▶ _What to do_: Report only the number of lines that hold the word "plán".

#### Dataset content ####

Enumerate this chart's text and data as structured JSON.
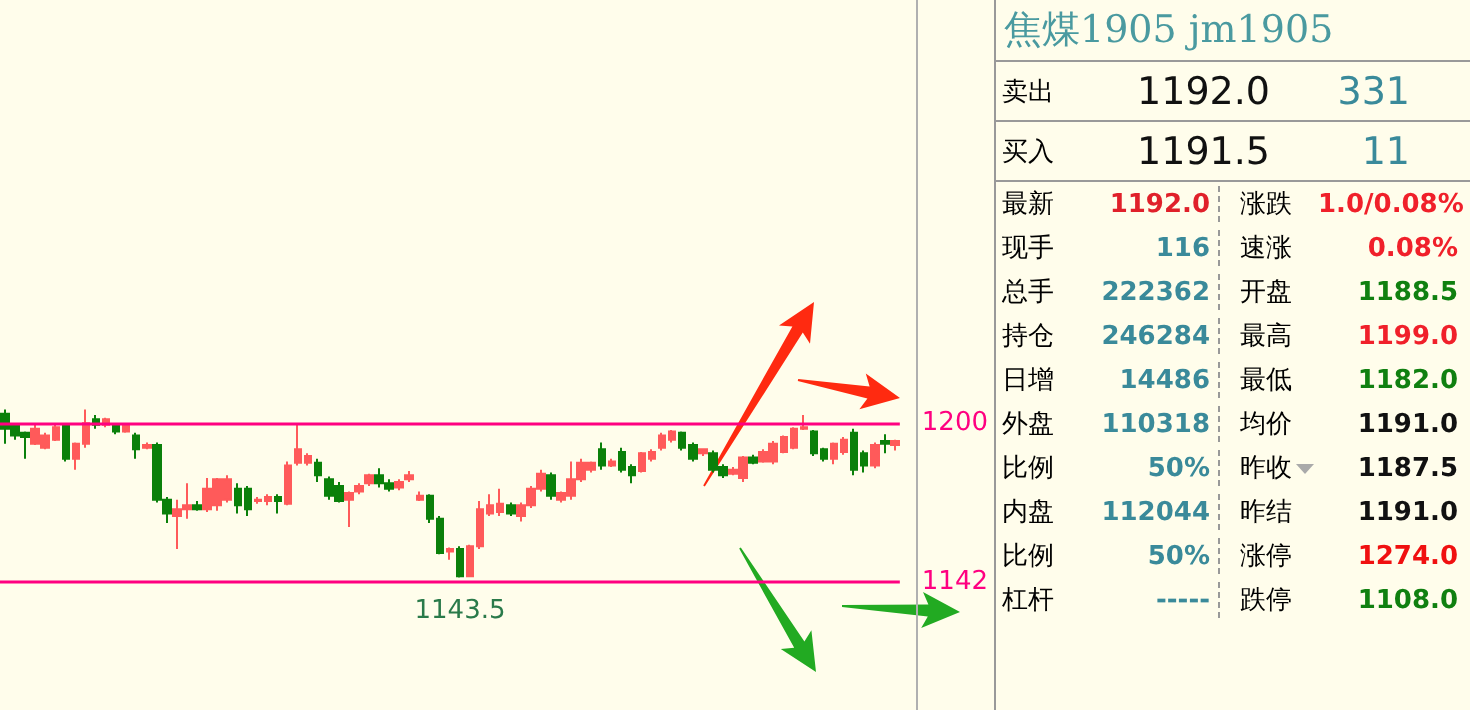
{
  "chart_data": [
    {
      "type": "candlestick",
      "categories": [
        null,
        null,
        null,
        null,
        null,
        null,
        null,
        null,
        null,
        null,
        null,
        null,
        null,
        null,
        null,
        null,
        null,
        null,
        null,
        null,
        null,
        null,
        null,
        null,
        null,
        null,
        null,
        null,
        null,
        null,
        null,
        null,
        null,
        null,
        null,
        null,
        null,
        null,
        null,
        null,
        null,
        null,
        null,
        null,
        null,
        null,
        null,
        null,
        null,
        null,
        null,
        null,
        null,
        null,
        null,
        null,
        null,
        null,
        null,
        null,
        null,
        null,
        null,
        null,
        null,
        null,
        null,
        null,
        null,
        null,
        null,
        null,
        null,
        null,
        null,
        null,
        null,
        null,
        null,
        null,
        null,
        null,
        null,
        null,
        null,
        null,
        null,
        null,
        null
      ],
      "ohlc": [
        [
          1203.5,
          1205,
          1192.5,
          1198
        ],
        [
          1199.5,
          1200,
          1194,
          1195.5
        ],
        [
          1196.5,
          1197,
          1187,
          1195
        ],
        [
          1192.5,
          1199.5,
          1192,
          1198
        ],
        [
          1191,
          1196.5,
          1190.5,
          1195.5
        ],
        [
          1194,
          1199.5,
          1193.5,
          1198.5
        ],
        [
          1199.5,
          1200,
          1186,
          1187
        ],
        [
          1187,
          1193,
          1183,
          1192.5
        ],
        [
          1192.5,
          1205,
          1191,
          1200
        ],
        [
          1201.5,
          1203,
          1198,
          1199.5
        ],
        [
          1199.5,
          1202,
          1198.5,
          1201.5
        ],
        [
          1199.5,
          1200,
          1196,
          1197
        ],
        [
          1197,
          1200,
          1196.5,
          1199.5
        ],
        [
          1195.5,
          1196.5,
          1187,
          1190.5
        ],
        [
          1191,
          1193,
          1190.5,
          1192
        ],
        [
          1192,
          1193,
          1171,
          1172
        ],
        [
          1172,
          1173,
          1163.5,
          1167
        ],
        [
          1166,
          1172,
          1154,
          1168.5
        ],
        [
          1168.5,
          1178,
          1165,
          1170
        ],
        [
          1170,
          1171.5,
          1168,
          1168.5
        ],
        [
          1168.5,
          1180,
          1167.5,
          1176
        ],
        [
          1170,
          1180,
          1168,
          1179.5
        ],
        [
          1172,
          1181,
          1171,
          1179.5
        ],
        [
          1176,
          1178,
          1167,
          1170
        ],
        [
          1176,
          1177,
          1166,
          1168.5
        ],
        [
          1171.5,
          1173,
          1170.5,
          1172
        ],
        [
          1171.5,
          1174,
          1170,
          1173
        ],
        [
          1173,
          1174,
          1167,
          1171.5
        ],
        [
          1170.5,
          1186,
          1170,
          1184.5
        ],
        [
          1185.5,
          1200,
          1184.5,
          1190.5
        ],
        [
          1185.5,
          1189,
          1184.5,
          1188
        ],
        [
          1185.5,
          1187,
          1178.5,
          1181
        ],
        [
          1179.5,
          1180.5,
          1172,
          1173.5
        ],
        [
          1177,
          1178.5,
          1171,
          1171.5
        ],
        [
          1172,
          1175,
          1162,
          1174.5
        ],
        [
          1175,
          1178,
          1174,
          1177
        ],
        [
          1178,
          1181.5,
          1177,
          1181
        ],
        [
          1181,
          1183.5,
          1176.5,
          1178
        ],
        [
          1178,
          1179.5,
          1175,
          1176
        ],
        [
          1176.5,
          1179.5,
          1175.5,
          1178.5
        ],
        [
          1179.5,
          1182.5,
          1178.5,
          1181
        ],
        [
          1172,
          1175,
          1171.5,
          1173.5
        ],
        [
          1173.5,
          1174,
          1163.5,
          1165
        ],
        [
          1165,
          1166,
          1152,
          1152.5
        ],
        [
          1153,
          1154.5,
          1150,
          1154
        ],
        [
          1154,
          1155,
          1143.5,
          1144
        ],
        [
          1144,
          1155.5,
          1144,
          1155
        ],
        [
          1155,
          1171.5,
          1154,
          1168.5
        ],
        [
          1167,
          1174,
          1166,
          1170
        ],
        [
          1167.5,
          1176,
          1166,
          1170.5
        ],
        [
          1170,
          1171,
          1166,
          1167
        ],
        [
          1166,
          1171,
          1164,
          1170
        ],
        [
          1170,
          1177,
          1169,
          1176
        ],
        [
          1176,
          1183,
          1175,
          1181.5
        ],
        [
          1181,
          1182,
          1172,
          1173.5
        ],
        [
          1172,
          1175,
          1171,
          1174.5
        ],
        [
          1173.5,
          1186,
          1172,
          1179.5
        ],
        [
          1179.5,
          1187,
          1178.5,
          1185.5
        ],
        [
          1183,
          1186,
          1182,
          1185.5
        ],
        [
          1190.5,
          1193,
          1183,
          1184.5
        ],
        [
          1184.5,
          1187,
          1184,
          1186
        ],
        [
          1189.5,
          1191,
          1182,
          1183
        ],
        [
          1184,
          1185,
          1178,
          1181
        ],
        [
          1182.5,
          1189.5,
          1182,
          1189
        ],
        [
          1187,
          1190.5,
          1186,
          1189.5
        ],
        [
          1191,
          1196.5,
          1190,
          1195.5
        ],
        [
          1194,
          1197.5,
          1193,
          1197
        ],
        [
          1196.5,
          1197,
          1190,
          1191
        ],
        [
          1192,
          1193,
          1186,
          1187
        ],
        [
          1189,
          1190.5,
          1188,
          1190.5
        ],
        [
          1189,
          1190,
          1182,
          1183
        ],
        [
          1184,
          1185,
          1180,
          1181
        ],
        [
          1181.5,
          1184,
          1181,
          1183
        ],
        [
          1180,
          1188,
          1178.5,
          1187.5
        ],
        [
          1187.5,
          1188.5,
          1185,
          1185.5
        ],
        [
          1186,
          1190.5,
          1185.5,
          1189.5
        ],
        [
          1186,
          1193.5,
          1185,
          1192.5
        ],
        [
          1189.5,
          1195.5,
          1189,
          1195
        ],
        [
          1191,
          1198.5,
          1190.5,
          1198
        ],
        [
          1198,
          1203,
          1197.5,
          1198.5
        ],
        [
          1197,
          1197.5,
          1188,
          1189
        ],
        [
          1190.5,
          1191,
          1186,
          1187
        ],
        [
          1187,
          1193,
          1185,
          1192.5
        ],
        [
          1189.5,
          1195,
          1188.5,
          1194
        ],
        [
          1196.5,
          1198,
          1181,
          1183
        ],
        [
          1189,
          1190,
          1182,
          1184.5
        ],
        [
          1184.5,
          1193,
          1183.5,
          1192
        ],
        [
          1193.5,
          1196,
          1189,
          1192.5
        ],
        [
          1192,
          1194,
          1190,
          1193.5
        ]
      ],
      "ylim": [
        1095,
        1355
      ],
      "yticks": [
        1142,
        1200
      ],
      "tick_labels": "y",
      "ref_lines": [
        {
          "axis": "y",
          "value": 1200,
          "color": "#ff0080"
        },
        {
          "axis": "y",
          "value": 1142,
          "color": "#ff0080"
        }
      ],
      "annotations": [
        {
          "text": "1143.5",
          "y": 1143.5
        }
      ]
    },
    {
      "type": "other",
      "title": "焦煤1905 jm1905",
      "annotations": [
        "卖出",
        "1192.0",
        "331",
        "买入",
        "1191.5",
        "11",
        "最新",
        "1192.0",
        "涨跌",
        "1.0/0.08%",
        "现手",
        "116",
        "速涨",
        "0.08%",
        "总手",
        "222362",
        "开盘",
        "1188.5",
        "持仓",
        "246284",
        "最高",
        "1199.0",
        "日增",
        "14486",
        "最低",
        "1182.0",
        "外盘",
        "110318",
        "均价",
        "1191.0",
        "比例",
        "50%",
        "昨收",
        "1187.5",
        "内盘",
        "112044",
        "昨结",
        "1191.0",
        "比例",
        "50%",
        "涨停",
        "1274.0",
        "杠杆",
        "-----",
        "跌停",
        "1108.0"
      ]
    }
  ]
}
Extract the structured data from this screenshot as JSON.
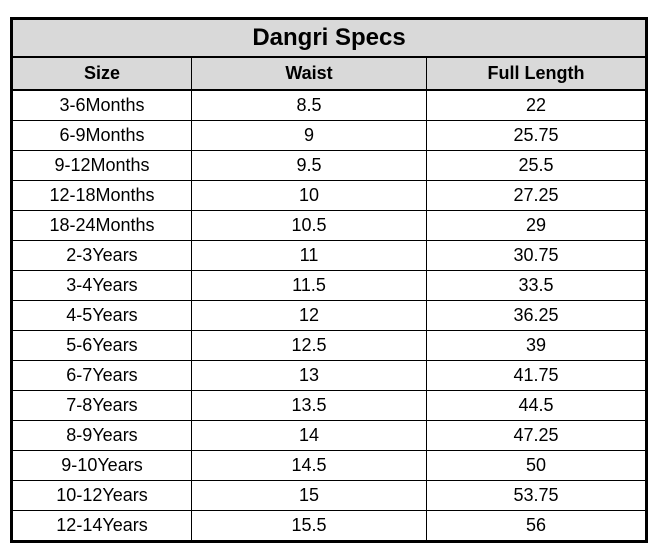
{
  "colors": {
    "header_bg": "#d9d9d9",
    "border": "#000000",
    "text": "#000000",
    "page_bg": "#ffffff"
  },
  "chart_data": {
    "type": "table",
    "title": "Dangri Specs",
    "columns": [
      "Size",
      "Waist",
      "Full Length"
    ],
    "rows": [
      [
        "3-6Months",
        8.5,
        22
      ],
      [
        "6-9Months",
        9,
        25.75
      ],
      [
        "9-12Months",
        9.5,
        25.5
      ],
      [
        "12-18Months",
        10,
        27.25
      ],
      [
        "18-24Months",
        10.5,
        29
      ],
      [
        "2-3Years",
        11,
        30.75
      ],
      [
        "3-4Years",
        11.5,
        33.5
      ],
      [
        "4-5Years",
        12,
        36.25
      ],
      [
        "5-6Years",
        12.5,
        39
      ],
      [
        "6-7Years",
        13,
        41.75
      ],
      [
        "7-8Years",
        13.5,
        44.5
      ],
      [
        "8-9Years",
        14,
        47.25
      ],
      [
        "9-10Years",
        14.5,
        50
      ],
      [
        "10-12Years",
        15,
        53.75
      ],
      [
        "12-14Years",
        15.5,
        56
      ]
    ]
  }
}
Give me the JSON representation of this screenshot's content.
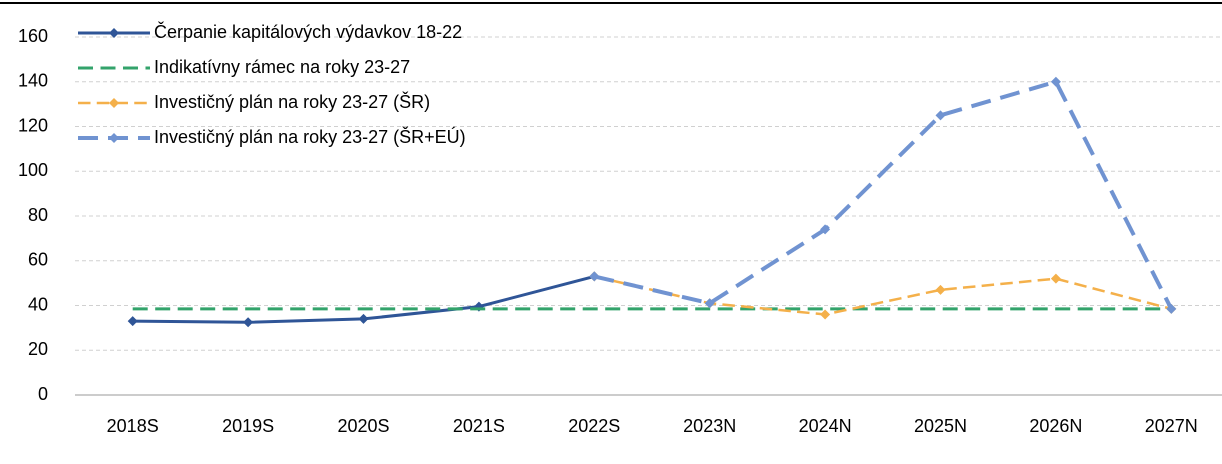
{
  "chart_data": {
    "type": "line",
    "categories": [
      "2018S",
      "2019S",
      "2020S",
      "2021S",
      "2022S",
      "2023N",
      "2024N",
      "2025N",
      "2026N",
      "2027N"
    ],
    "series": [
      {
        "name": "Čerpanie kapitálových výdavkov 18-22",
        "color": "#2f5597",
        "style": "solid",
        "marker": "diamond",
        "line_width": 3,
        "values": [
          33,
          32.5,
          34,
          39.5,
          53,
          null,
          null,
          null,
          null,
          null
        ]
      },
      {
        "name": "Indikatívny rámec na roky 23-27",
        "color": "#33a36b",
        "style": "dashed",
        "marker": "none",
        "line_width": 3,
        "values": [
          38.5,
          38.5,
          38.5,
          38.5,
          38.5,
          38.5,
          38.5,
          38.5,
          38.5,
          38.5
        ]
      },
      {
        "name": "Investičný plán na roky 23-27 (ŠR)",
        "color": "#f4b04a",
        "style": "dashed",
        "marker": "diamond",
        "line_width": 2.5,
        "values": [
          null,
          null,
          null,
          null,
          53,
          41,
          36,
          47,
          52,
          38.5
        ]
      },
      {
        "name": "Investičný plán na roky 23-27 (ŠR+EÚ)",
        "color": "#7093d1",
        "style": "dashed",
        "marker": "diamond",
        "line_width": 4,
        "values": [
          null,
          null,
          null,
          null,
          53,
          41,
          74,
          125,
          140,
          38.5
        ]
      }
    ],
    "ylim": [
      0,
      160
    ],
    "yticks": [
      0,
      20,
      40,
      60,
      80,
      100,
      120,
      140,
      160
    ],
    "grid": true,
    "legend": "upper left"
  }
}
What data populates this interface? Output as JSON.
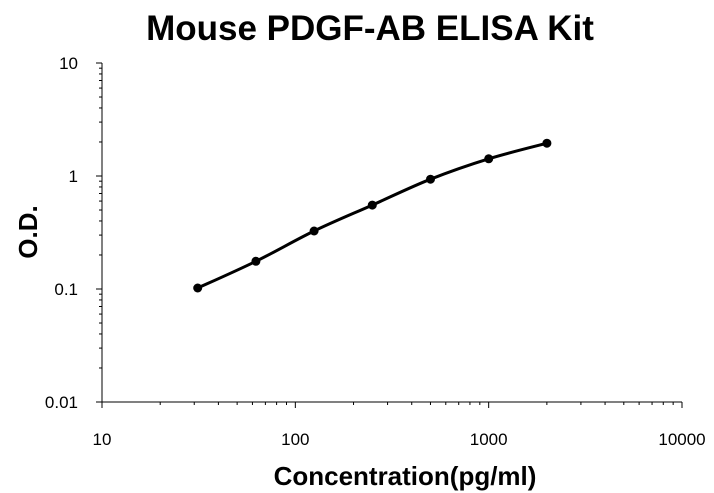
{
  "chart_data": {
    "type": "line",
    "title": "Mouse PDGF-AB ELISA Kit",
    "xlabel": "Concentration(pg/ml)",
    "ylabel": "O.D.",
    "x_scale": "log",
    "y_scale": "log",
    "xlim": [
      10,
      10000
    ],
    "ylim": [
      0.01,
      10
    ],
    "x_ticks": [
      "10",
      "100",
      "1000",
      "10000"
    ],
    "y_ticks": [
      "10",
      "1",
      "0.1",
      "0.01"
    ],
    "grid": false,
    "legend": "none",
    "line_color": "#000000",
    "series": [
      {
        "x": [
          31.25,
          62.5,
          125,
          250,
          500,
          1000,
          2000
        ],
        "y": [
          0.102,
          0.176,
          0.326,
          0.553,
          0.937,
          1.42,
          1.95
        ]
      }
    ]
  }
}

####

▶ _In response_: 2